--- GIVEN PROBLEM ---
Search the material for "this" and show all lines that contain it.

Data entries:
■ ■ ■ ■ ■ ■ ■

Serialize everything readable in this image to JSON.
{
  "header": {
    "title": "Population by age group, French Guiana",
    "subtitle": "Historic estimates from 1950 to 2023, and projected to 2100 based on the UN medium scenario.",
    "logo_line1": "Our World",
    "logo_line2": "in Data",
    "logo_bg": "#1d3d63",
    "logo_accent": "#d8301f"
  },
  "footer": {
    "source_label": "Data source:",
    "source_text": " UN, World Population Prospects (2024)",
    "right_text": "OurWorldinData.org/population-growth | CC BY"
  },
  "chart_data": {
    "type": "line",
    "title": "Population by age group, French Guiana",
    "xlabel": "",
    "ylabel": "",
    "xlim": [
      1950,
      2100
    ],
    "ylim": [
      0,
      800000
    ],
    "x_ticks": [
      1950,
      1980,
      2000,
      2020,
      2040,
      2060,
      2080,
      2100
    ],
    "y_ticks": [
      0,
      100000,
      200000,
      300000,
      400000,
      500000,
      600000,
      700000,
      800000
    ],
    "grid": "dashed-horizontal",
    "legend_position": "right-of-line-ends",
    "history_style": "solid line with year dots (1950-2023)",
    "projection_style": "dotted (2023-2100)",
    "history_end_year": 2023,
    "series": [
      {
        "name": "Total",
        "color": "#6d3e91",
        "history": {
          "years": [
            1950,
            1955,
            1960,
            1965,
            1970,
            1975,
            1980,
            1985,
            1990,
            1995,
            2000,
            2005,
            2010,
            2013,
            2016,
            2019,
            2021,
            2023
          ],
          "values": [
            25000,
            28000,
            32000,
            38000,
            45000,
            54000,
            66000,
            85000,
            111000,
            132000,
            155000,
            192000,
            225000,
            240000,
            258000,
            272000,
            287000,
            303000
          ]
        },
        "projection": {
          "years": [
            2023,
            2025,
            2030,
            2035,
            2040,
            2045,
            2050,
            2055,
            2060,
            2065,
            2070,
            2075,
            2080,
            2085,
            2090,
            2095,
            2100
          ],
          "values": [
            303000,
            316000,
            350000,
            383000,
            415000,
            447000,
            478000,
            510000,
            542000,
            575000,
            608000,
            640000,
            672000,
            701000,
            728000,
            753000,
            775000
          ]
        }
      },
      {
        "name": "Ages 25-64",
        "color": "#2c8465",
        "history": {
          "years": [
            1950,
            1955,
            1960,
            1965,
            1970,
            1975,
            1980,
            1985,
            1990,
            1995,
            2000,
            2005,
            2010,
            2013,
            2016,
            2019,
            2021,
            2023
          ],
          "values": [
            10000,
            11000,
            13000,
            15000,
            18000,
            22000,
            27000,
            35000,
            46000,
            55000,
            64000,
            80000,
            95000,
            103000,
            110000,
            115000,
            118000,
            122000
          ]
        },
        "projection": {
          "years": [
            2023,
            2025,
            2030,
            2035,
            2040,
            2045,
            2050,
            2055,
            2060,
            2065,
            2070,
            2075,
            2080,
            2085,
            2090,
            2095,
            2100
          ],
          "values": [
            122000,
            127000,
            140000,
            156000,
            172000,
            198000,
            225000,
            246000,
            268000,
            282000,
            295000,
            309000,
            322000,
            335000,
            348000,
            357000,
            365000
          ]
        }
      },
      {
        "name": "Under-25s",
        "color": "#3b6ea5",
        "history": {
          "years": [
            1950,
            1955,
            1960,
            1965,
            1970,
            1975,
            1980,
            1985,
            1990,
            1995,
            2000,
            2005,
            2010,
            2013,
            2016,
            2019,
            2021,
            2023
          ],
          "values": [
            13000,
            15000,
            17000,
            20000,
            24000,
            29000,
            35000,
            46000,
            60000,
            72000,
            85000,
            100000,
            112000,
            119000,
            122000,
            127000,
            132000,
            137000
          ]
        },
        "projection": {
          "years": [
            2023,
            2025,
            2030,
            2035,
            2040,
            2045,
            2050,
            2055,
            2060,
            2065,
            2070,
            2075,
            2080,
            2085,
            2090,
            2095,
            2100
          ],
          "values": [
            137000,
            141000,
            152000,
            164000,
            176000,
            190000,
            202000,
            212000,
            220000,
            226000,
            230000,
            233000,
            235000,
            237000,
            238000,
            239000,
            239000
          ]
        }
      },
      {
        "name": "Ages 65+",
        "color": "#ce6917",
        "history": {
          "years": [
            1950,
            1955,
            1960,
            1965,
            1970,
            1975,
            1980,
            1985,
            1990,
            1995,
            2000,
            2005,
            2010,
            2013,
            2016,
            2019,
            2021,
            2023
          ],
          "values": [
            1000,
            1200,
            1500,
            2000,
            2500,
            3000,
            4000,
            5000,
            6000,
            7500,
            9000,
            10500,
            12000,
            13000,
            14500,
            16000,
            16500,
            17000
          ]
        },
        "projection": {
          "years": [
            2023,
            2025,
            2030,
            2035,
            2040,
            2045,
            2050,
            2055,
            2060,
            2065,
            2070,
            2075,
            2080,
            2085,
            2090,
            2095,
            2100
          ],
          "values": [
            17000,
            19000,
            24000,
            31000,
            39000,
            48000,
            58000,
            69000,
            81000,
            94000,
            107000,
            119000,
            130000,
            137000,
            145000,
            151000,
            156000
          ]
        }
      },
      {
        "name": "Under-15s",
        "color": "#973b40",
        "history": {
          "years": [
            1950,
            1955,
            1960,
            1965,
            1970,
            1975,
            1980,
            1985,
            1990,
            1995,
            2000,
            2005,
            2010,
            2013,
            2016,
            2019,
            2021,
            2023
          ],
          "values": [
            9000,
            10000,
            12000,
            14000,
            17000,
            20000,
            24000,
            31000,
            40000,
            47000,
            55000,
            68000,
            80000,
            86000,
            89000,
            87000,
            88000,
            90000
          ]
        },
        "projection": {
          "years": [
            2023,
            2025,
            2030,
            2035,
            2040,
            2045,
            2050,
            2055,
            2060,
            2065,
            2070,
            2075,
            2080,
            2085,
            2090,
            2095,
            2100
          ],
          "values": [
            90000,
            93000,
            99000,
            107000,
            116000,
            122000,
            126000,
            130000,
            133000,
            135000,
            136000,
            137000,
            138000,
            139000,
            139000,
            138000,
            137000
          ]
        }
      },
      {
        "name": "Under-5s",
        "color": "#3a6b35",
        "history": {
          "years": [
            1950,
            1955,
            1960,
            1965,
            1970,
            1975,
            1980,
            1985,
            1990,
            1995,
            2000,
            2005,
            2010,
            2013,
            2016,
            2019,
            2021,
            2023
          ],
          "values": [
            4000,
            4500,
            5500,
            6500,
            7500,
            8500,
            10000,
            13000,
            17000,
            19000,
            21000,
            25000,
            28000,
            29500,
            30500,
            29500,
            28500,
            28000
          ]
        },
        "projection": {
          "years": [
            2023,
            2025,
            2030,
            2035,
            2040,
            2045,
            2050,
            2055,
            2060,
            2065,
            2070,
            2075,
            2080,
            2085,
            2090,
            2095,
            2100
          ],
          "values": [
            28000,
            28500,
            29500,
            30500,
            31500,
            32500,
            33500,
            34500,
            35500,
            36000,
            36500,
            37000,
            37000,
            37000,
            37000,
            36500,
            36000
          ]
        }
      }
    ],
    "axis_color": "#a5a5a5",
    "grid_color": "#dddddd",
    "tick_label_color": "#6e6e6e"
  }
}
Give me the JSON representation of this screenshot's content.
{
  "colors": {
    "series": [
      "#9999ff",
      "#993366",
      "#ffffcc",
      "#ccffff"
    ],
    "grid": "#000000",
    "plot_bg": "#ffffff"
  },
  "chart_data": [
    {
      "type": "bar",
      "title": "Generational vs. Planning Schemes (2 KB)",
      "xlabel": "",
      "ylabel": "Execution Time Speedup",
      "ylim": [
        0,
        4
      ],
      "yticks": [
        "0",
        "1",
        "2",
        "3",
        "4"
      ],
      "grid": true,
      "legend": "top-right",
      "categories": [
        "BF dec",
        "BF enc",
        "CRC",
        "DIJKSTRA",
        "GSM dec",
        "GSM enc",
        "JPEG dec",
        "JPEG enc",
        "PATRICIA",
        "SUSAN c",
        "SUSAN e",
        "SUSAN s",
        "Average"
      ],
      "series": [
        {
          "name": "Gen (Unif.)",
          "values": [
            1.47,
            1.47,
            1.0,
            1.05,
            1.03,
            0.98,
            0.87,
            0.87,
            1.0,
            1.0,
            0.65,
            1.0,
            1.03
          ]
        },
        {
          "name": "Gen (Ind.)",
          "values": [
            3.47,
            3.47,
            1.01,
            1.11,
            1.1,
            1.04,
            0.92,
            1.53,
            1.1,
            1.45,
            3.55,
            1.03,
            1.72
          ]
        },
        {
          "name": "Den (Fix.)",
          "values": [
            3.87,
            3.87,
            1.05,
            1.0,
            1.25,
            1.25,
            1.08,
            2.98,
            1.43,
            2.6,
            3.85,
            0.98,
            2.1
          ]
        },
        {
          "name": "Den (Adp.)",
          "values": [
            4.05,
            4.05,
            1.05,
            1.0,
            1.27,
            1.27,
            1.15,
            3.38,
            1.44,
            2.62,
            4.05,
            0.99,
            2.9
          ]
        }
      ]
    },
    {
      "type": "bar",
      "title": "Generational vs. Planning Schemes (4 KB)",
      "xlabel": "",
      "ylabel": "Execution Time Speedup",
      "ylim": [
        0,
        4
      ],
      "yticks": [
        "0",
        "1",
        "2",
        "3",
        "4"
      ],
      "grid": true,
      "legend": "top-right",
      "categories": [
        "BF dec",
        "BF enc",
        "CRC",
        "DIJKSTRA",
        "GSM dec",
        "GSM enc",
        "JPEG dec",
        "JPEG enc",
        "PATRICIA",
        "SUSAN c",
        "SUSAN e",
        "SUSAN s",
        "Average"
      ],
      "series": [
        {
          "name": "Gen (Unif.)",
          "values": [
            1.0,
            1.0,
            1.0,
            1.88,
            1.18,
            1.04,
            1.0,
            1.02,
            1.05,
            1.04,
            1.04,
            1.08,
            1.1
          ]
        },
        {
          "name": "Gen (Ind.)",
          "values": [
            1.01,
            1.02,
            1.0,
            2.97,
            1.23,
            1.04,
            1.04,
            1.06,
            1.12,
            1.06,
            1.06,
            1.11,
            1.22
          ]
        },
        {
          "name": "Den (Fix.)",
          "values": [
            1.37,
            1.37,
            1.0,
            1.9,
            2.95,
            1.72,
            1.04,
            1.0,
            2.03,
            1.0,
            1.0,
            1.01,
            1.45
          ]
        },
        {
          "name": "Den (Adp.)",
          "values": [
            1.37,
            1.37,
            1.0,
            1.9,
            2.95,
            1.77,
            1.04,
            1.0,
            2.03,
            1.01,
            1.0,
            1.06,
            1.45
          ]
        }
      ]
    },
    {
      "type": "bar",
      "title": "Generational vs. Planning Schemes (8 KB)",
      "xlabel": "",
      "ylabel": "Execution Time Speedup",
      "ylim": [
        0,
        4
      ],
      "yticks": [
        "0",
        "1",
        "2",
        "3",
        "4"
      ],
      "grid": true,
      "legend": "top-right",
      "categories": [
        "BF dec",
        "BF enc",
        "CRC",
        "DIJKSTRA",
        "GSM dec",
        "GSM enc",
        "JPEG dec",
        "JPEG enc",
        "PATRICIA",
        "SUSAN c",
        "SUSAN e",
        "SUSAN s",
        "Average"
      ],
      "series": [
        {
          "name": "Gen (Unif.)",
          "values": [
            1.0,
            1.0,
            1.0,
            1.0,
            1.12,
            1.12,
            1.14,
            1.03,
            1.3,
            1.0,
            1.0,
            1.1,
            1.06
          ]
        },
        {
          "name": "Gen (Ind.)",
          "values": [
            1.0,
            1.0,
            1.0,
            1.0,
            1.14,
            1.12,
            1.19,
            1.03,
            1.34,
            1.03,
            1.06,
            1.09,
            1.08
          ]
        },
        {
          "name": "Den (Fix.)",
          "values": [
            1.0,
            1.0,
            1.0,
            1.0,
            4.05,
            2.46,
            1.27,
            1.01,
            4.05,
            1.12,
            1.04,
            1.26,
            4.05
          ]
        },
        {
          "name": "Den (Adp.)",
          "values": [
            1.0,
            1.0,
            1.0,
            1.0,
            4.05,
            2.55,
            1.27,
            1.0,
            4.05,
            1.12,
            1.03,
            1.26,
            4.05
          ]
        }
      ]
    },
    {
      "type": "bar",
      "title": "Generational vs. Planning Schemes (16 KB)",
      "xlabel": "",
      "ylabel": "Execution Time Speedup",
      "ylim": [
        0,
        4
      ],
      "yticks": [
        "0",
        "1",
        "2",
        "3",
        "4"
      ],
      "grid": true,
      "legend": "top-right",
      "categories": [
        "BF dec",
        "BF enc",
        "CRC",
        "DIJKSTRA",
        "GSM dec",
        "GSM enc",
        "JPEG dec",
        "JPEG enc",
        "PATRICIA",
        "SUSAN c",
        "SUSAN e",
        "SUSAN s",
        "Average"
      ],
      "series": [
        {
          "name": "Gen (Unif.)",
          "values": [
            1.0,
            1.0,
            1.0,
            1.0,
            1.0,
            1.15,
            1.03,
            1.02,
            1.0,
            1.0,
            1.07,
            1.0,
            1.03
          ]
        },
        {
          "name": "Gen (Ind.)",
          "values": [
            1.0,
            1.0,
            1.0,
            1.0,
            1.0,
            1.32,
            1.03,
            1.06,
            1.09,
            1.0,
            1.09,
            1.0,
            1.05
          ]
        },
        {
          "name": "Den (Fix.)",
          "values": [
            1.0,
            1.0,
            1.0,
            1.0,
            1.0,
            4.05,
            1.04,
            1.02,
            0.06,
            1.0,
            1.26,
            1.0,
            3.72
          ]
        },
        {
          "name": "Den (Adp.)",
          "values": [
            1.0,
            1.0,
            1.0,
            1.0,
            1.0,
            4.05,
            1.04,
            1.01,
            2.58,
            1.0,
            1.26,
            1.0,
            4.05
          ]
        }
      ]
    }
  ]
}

■ ■ ■ ■ ■ ■ ■

--- EXERCISE OUTPUT ---
Serialize everything readable in this image to JSON.
Give me the JSON representation of this screenshot's content.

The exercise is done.